Stated task ::
Determine the number of lines that have the string "sich" in them, and give only that number.

□ □ □

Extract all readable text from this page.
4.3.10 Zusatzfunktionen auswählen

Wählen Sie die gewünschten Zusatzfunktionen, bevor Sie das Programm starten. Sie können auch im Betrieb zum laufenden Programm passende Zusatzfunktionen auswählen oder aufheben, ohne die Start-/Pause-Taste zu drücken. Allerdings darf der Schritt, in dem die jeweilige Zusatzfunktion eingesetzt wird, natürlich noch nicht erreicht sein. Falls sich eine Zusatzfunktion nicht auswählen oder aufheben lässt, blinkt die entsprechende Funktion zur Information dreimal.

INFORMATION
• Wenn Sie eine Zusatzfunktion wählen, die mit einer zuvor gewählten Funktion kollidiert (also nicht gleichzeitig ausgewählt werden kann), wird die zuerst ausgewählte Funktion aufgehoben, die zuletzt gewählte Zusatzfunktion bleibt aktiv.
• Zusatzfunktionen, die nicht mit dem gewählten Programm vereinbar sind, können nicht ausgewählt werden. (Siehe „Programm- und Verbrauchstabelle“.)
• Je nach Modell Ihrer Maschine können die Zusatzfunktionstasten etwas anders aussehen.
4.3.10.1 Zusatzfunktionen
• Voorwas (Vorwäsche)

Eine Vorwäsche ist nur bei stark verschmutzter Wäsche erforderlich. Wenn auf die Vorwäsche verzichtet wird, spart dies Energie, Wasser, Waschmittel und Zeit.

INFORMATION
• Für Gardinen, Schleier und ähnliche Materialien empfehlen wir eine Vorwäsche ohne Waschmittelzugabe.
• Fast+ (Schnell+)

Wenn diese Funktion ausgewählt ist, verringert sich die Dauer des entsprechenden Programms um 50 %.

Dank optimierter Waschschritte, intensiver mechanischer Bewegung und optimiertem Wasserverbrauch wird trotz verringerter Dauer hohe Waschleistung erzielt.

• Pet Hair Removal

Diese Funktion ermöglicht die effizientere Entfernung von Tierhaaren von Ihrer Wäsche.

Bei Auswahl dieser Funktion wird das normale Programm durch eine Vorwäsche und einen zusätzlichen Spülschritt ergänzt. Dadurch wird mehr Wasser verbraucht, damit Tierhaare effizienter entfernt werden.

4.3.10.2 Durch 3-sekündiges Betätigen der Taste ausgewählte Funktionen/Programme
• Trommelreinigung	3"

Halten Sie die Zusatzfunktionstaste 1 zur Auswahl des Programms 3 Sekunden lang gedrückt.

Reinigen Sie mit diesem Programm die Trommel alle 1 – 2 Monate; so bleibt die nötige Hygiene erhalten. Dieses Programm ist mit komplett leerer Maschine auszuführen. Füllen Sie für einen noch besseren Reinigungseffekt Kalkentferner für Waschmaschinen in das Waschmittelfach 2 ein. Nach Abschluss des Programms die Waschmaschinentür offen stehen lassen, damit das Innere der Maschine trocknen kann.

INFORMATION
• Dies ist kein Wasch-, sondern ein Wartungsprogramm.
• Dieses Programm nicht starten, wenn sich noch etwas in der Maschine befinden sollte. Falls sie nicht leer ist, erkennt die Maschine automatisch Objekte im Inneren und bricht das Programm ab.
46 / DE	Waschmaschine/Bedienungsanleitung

□ □ □

Response to this exercise ::
3